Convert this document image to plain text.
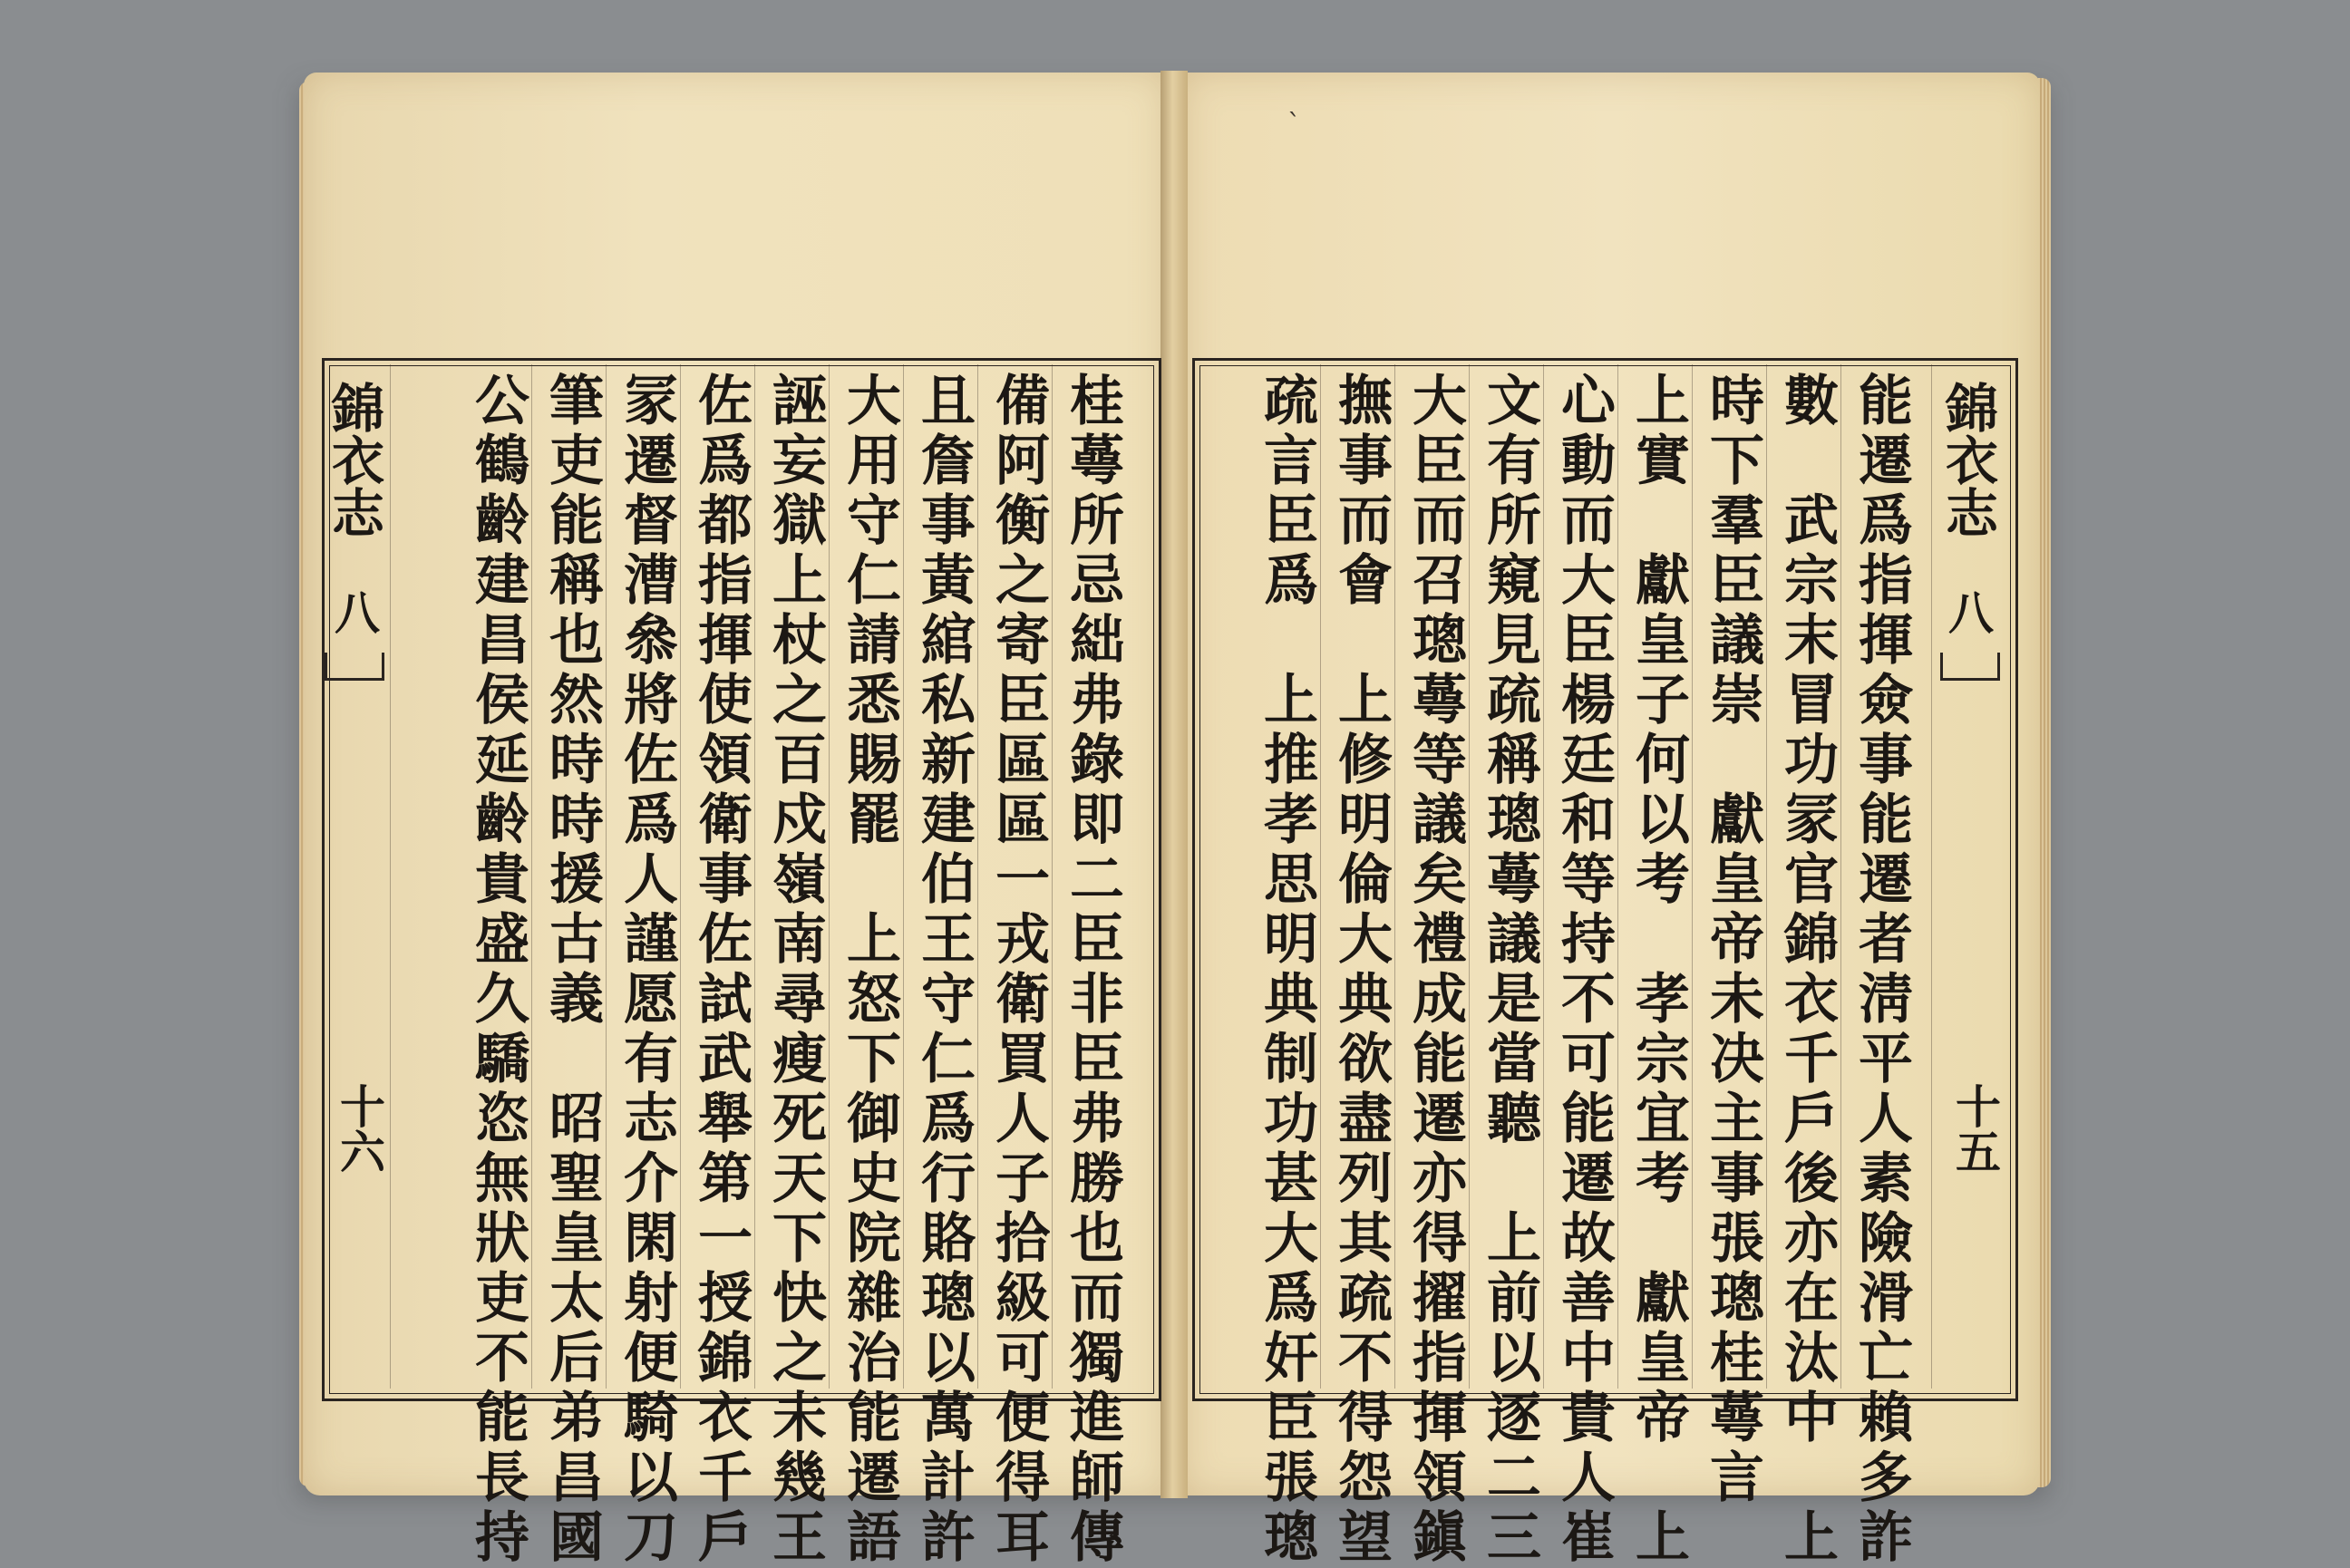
ˋ
錦衣志
八
十六	桂蕚所忌絀弗錄即二臣非臣弗勝也而獨進師傳
備阿衡之寄臣區區一戎衛買人子拾級可便得耳
且詹事黃綰私新建伯王守仁爲行賂璁以萬計許
大用守仁請悉賜罷　上怒下御史院雜治能遷語
誣妄獄上杖之百戍嶺南尋瘦死天下快之未幾王
佐爲都指揮使領衛事佐試武舉第一授錦衣千戶
冡遷督漕叅將佐爲人謹愿有志介閑射便騎以刀
筆吏能稱也然時時援古義　昭聖皇太后弟昌國
公鶴齡建昌侯延齡貴盛久驕恣無狀吏不能長持	錦衣志
八
十五
能遷爲指揮僉事能遷者淸平人素險滑亡賴多詐
數　武宗末冒功冡官錦衣千戶後亦在汰中　上
時下羣臣議崇　獻皇帝未决主事張璁桂蕚言
上實　獻皇子何以考　孝宗宜考　獻皇帝　上
心動而大臣楊廷和等持不可能遷故善中貴人崔
文有所窺見疏稱璁蕚議是當聽　上前以逐二三
大臣而召璁蕚等議矣禮成能遷亦得擢指揮領鎭
撫事而會　上修明倫大典欲盡列其疏不得怨望
疏言臣爲　上推孝思明典制功甚大爲奸臣張璁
══════════════════════════════
Return the material word for word. Pictures are not part of the copy.

Convert this document image to plain text.
ˋ
錦衣志
八
十六	桂蕚所忌絀弗錄即二臣非臣弗勝也而獨進師傳
備阿衡之寄臣區區一戎衛買人子拾級可便得耳
且詹事黃綰私新建伯王守仁爲行賂璁以萬計許
大用守仁請悉賜罷　上怒下御史院雜治能遷語
誣妄獄上杖之百戍嶺南尋瘦死天下快之未幾王
佐爲都指揮使領衛事佐試武舉第一授錦衣千戶
冡遷督漕叅將佐爲人謹愿有志介閑射便騎以刀
筆吏能稱也然時時援古義　昭聖皇太后弟昌國
公鶴齡建昌侯延齡貴盛久驕恣無狀吏不能長持	錦衣志
八
十五
能遷爲指揮僉事能遷者淸平人素險滑亡賴多詐
數　武宗末冒功冡官錦衣千戶後亦在汰中　上
時下羣臣議崇　獻皇帝未决主事張璁桂蕚言
上實　獻皇子何以考　孝宗宜考　獻皇帝　上
心動而大臣楊廷和等持不可能遷故善中貴人崔
文有所窺見疏稱璁蕚議是當聽　上前以逐二三
大臣而召璁蕚等議矣禮成能遷亦得擢指揮領鎭
撫事而會　上修明倫大典欲盡列其疏不得怨望
疏言臣爲　上推孝思明典制功甚大爲奸臣張璁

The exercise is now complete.